--- BEGIN Input ---
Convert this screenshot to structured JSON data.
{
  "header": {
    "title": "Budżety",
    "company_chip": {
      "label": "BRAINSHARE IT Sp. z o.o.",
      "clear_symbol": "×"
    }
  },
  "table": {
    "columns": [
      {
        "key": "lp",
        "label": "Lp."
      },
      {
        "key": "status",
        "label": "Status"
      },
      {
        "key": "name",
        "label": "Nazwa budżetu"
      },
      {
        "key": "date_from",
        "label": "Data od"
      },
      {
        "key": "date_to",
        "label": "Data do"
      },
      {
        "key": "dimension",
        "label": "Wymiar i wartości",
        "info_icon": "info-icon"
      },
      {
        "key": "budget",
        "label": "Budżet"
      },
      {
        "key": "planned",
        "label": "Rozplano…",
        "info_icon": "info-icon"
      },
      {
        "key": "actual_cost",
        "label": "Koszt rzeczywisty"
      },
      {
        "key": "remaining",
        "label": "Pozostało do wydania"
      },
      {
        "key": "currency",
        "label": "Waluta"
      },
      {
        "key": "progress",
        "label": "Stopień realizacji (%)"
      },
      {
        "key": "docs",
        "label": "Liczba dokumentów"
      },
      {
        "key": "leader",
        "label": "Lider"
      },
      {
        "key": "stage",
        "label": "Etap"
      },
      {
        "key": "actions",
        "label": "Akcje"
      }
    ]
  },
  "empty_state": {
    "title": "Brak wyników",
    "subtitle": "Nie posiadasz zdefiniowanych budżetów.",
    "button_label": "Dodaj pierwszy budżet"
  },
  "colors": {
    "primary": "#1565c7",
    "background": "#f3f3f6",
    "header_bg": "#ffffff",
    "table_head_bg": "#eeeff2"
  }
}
--- END Input ---
▸ Problem to solve: Return every entry verbatim.

▸ Answer for the task:
Convert this screenshot to structured JSON data.
{
  "header": {
    "title": "Budżety",
    "company_chip": {
      "label": "BRAINSHARE IT Sp. z o.o.",
      "clear_symbol": "×"
    }
  },
  "table": {
    "columns": [
      {
        "key": "lp",
        "label": "Lp."
      },
      {
        "key": "status",
        "label": "Status"
      },
      {
        "key": "name",
        "label": "Nazwa budżetu"
      },
      {
        "key": "date_from",
        "label": "Data od"
      },
      {
        "key": "date_to",
        "label": "Data do"
      },
      {
        "key": "dimension",
        "label": "Wymiar i wartości",
        "info_icon": "info-icon"
      },
      {
        "key": "budget",
        "label": "Budżet"
      },
      {
        "key": "planned",
        "label": "Rozplano…",
        "info_icon": "info-icon"
      },
      {
        "key": "actual_cost",
        "label": "Koszt rzeczywisty"
      },
      {
        "key": "remaining",
        "label": "Pozostało do wydania"
      },
      {
        "key": "currency",
        "label": "Waluta"
      },
      {
        "key": "progress",
        "label": "Stopień realizacji (%)"
      },
      {
        "key": "docs",
        "label": "Liczba dokumentów"
      },
      {
        "key": "leader",
        "label": "Lider"
      },
      {
        "key": "stage",
        "label": "Etap"
      },
      {
        "key": "actions",
        "label": "Akcje"
      }
    ]
  },
  "empty_state": {
    "title": "Brak wyników",
    "subtitle": "Nie posiadasz zdefiniowanych budżetów.",
    "button_label": "Dodaj pierwszy budżet"
  },
  "colors": {
    "primary": "#1565c7",
    "background": "#f3f3f6",
    "header_bg": "#ffffff",
    "table_head_bg": "#eeeff2"
  }
}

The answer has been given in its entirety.